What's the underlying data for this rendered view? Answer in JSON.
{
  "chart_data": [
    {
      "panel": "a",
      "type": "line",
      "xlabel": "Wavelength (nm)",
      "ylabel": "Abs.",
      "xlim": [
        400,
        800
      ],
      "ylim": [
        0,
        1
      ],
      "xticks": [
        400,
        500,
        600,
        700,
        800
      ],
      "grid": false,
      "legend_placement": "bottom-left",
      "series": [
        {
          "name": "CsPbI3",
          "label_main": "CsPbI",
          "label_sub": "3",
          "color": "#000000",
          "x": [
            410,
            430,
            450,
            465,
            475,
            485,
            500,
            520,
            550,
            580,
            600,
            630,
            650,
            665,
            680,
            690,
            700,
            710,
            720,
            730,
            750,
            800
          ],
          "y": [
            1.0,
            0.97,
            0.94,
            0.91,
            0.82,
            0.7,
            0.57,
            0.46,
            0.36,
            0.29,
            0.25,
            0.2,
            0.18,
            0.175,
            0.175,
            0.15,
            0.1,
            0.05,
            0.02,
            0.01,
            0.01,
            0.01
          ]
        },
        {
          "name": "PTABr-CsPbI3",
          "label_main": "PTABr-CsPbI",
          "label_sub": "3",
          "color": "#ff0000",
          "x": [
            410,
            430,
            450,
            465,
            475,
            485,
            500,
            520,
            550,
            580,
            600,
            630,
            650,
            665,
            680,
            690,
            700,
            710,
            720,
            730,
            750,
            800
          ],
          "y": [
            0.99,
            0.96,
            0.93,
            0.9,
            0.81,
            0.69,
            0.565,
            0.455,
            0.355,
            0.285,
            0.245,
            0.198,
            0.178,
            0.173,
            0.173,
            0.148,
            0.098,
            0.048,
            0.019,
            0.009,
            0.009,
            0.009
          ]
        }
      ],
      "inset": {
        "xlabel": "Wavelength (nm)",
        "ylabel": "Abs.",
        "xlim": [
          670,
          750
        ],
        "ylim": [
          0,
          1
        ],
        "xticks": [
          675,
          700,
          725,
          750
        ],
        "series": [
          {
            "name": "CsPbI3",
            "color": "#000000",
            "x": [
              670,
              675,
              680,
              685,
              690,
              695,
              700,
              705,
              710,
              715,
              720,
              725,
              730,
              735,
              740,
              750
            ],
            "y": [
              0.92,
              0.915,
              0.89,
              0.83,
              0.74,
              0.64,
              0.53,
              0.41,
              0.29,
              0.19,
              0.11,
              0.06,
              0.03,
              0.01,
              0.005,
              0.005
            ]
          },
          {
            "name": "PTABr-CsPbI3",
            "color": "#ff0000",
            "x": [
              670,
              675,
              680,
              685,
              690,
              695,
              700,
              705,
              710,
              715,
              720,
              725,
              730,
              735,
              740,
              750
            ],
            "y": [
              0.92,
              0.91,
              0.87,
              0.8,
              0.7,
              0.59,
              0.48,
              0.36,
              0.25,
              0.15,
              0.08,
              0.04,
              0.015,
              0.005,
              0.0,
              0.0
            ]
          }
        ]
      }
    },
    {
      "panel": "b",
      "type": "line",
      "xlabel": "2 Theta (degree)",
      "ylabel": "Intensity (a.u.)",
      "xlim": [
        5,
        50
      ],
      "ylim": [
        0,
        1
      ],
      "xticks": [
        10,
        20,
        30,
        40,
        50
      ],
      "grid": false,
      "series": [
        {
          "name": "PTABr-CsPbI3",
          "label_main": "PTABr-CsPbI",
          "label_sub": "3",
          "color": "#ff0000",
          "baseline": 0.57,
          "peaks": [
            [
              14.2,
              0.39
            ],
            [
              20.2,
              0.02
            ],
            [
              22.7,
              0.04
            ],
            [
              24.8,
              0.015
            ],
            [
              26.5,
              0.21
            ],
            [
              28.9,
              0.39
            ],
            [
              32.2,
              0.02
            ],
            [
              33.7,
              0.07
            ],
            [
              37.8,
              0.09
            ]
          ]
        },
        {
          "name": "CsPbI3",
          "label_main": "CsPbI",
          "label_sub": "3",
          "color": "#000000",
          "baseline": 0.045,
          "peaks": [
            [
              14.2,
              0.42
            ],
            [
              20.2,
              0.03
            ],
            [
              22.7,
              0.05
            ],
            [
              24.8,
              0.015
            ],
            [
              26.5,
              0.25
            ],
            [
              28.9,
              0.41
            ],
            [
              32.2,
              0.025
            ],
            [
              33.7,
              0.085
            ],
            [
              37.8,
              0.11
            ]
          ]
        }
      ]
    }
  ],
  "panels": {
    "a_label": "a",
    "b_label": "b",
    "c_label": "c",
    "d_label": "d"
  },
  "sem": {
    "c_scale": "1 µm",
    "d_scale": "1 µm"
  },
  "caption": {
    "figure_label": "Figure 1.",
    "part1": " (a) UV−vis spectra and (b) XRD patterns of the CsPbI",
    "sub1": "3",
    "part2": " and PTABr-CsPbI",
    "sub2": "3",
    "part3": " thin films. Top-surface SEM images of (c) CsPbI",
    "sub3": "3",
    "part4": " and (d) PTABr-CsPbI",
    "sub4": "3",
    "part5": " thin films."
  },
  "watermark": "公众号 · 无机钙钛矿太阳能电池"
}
++++
From the listing above, extract all records word for word.

What's the underlying data for this rendered view? Answer in JSON.
{
  "chart_data": [
    {
      "panel": "a",
      "type": "line",
      "xlabel": "Wavelength (nm)",
      "ylabel": "Abs.",
      "xlim": [
        400,
        800
      ],
      "ylim": [
        0,
        1
      ],
      "xticks": [
        400,
        500,
        600,
        700,
        800
      ],
      "grid": false,
      "legend_placement": "bottom-left",
      "series": [
        {
          "name": "CsPbI3",
          "label_main": "CsPbI",
          "label_sub": "3",
          "color": "#000000",
          "x": [
            410,
            430,
            450,
            465,
            475,
            485,
            500,
            520,
            550,
            580,
            600,
            630,
            650,
            665,
            680,
            690,
            700,
            710,
            720,
            730,
            750,
            800
          ],
          "y": [
            1.0,
            0.97,
            0.94,
            0.91,
            0.82,
            0.7,
            0.57,
            0.46,
            0.36,
            0.29,
            0.25,
            0.2,
            0.18,
            0.175,
            0.175,
            0.15,
            0.1,
            0.05,
            0.02,
            0.01,
            0.01,
            0.01
          ]
        },
        {
          "name": "PTABr-CsPbI3",
          "label_main": "PTABr-CsPbI",
          "label_sub": "3",
          "color": "#ff0000",
          "x": [
            410,
            430,
            450,
            465,
            475,
            485,
            500,
            520,
            550,
            580,
            600,
            630,
            650,
            665,
            680,
            690,
            700,
            710,
            720,
            730,
            750,
            800
          ],
          "y": [
            0.99,
            0.96,
            0.93,
            0.9,
            0.81,
            0.69,
            0.565,
            0.455,
            0.355,
            0.285,
            0.245,
            0.198,
            0.178,
            0.173,
            0.173,
            0.148,
            0.098,
            0.048,
            0.019,
            0.009,
            0.009,
            0.009
          ]
        }
      ],
      "inset": {
        "xlabel": "Wavelength (nm)",
        "ylabel": "Abs.",
        "xlim": [
          670,
          750
        ],
        "ylim": [
          0,
          1
        ],
        "xticks": [
          675,
          700,
          725,
          750
        ],
        "series": [
          {
            "name": "CsPbI3",
            "color": "#000000",
            "x": [
              670,
              675,
              680,
              685,
              690,
              695,
              700,
              705,
              710,
              715,
              720,
              725,
              730,
              735,
              740,
              750
            ],
            "y": [
              0.92,
              0.915,
              0.89,
              0.83,
              0.74,
              0.64,
              0.53,
              0.41,
              0.29,
              0.19,
              0.11,
              0.06,
              0.03,
              0.01,
              0.005,
              0.005
            ]
          },
          {
            "name": "PTABr-CsPbI3",
            "color": "#ff0000",
            "x": [
              670,
              675,
              680,
              685,
              690,
              695,
              700,
              705,
              710,
              715,
              720,
              725,
              730,
              735,
              740,
              750
            ],
            "y": [
              0.92,
              0.91,
              0.87,
              0.8,
              0.7,
              0.59,
              0.48,
              0.36,
              0.25,
              0.15,
              0.08,
              0.04,
              0.015,
              0.005,
              0.0,
              0.0
            ]
          }
        ]
      }
    },
    {
      "panel": "b",
      "type": "line",
      "xlabel": "2 Theta (degree)",
      "ylabel": "Intensity (a.u.)",
      "xlim": [
        5,
        50
      ],
      "ylim": [
        0,
        1
      ],
      "xticks": [
        10,
        20,
        30,
        40,
        50
      ],
      "grid": false,
      "series": [
        {
          "name": "PTABr-CsPbI3",
          "label_main": "PTABr-CsPbI",
          "label_sub": "3",
          "color": "#ff0000",
          "baseline": 0.57,
          "peaks": [
            [
              14.2,
              0.39
            ],
            [
              20.2,
              0.02
            ],
            [
              22.7,
              0.04
            ],
            [
              24.8,
              0.015
            ],
            [
              26.5,
              0.21
            ],
            [
              28.9,
              0.39
            ],
            [
              32.2,
              0.02
            ],
            [
              33.7,
              0.07
            ],
            [
              37.8,
              0.09
            ]
          ]
        },
        {
          "name": "CsPbI3",
          "label_main": "CsPbI",
          "label_sub": "3",
          "color": "#000000",
          "baseline": 0.045,
          "peaks": [
            [
              14.2,
              0.42
            ],
            [
              20.2,
              0.03
            ],
            [
              22.7,
              0.05
            ],
            [
              24.8,
              0.015
            ],
            [
              26.5,
              0.25
            ],
            [
              28.9,
              0.41
            ],
            [
              32.2,
              0.025
            ],
            [
              33.7,
              0.085
            ],
            [
              37.8,
              0.11
            ]
          ]
        }
      ]
    }
  ],
  "panels": {
    "a_label": "a",
    "b_label": "b",
    "c_label": "c",
    "d_label": "d"
  },
  "sem": {
    "c_scale": "1 µm",
    "d_scale": "1 µm"
  },
  "caption": {
    "figure_label": "Figure 1.",
    "part1": " (a) UV−vis spectra and (b) XRD patterns of the CsPbI",
    "sub1": "3",
    "part2": " and PTABr-CsPbI",
    "sub2": "3",
    "part3": " thin films. Top-surface SEM images of (c) CsPbI",
    "sub3": "3",
    "part4": " and (d) PTABr-CsPbI",
    "sub4": "3",
    "part5": " thin films."
  },
  "watermark": "公众号 · 无机钙钛矿太阳能电池"
}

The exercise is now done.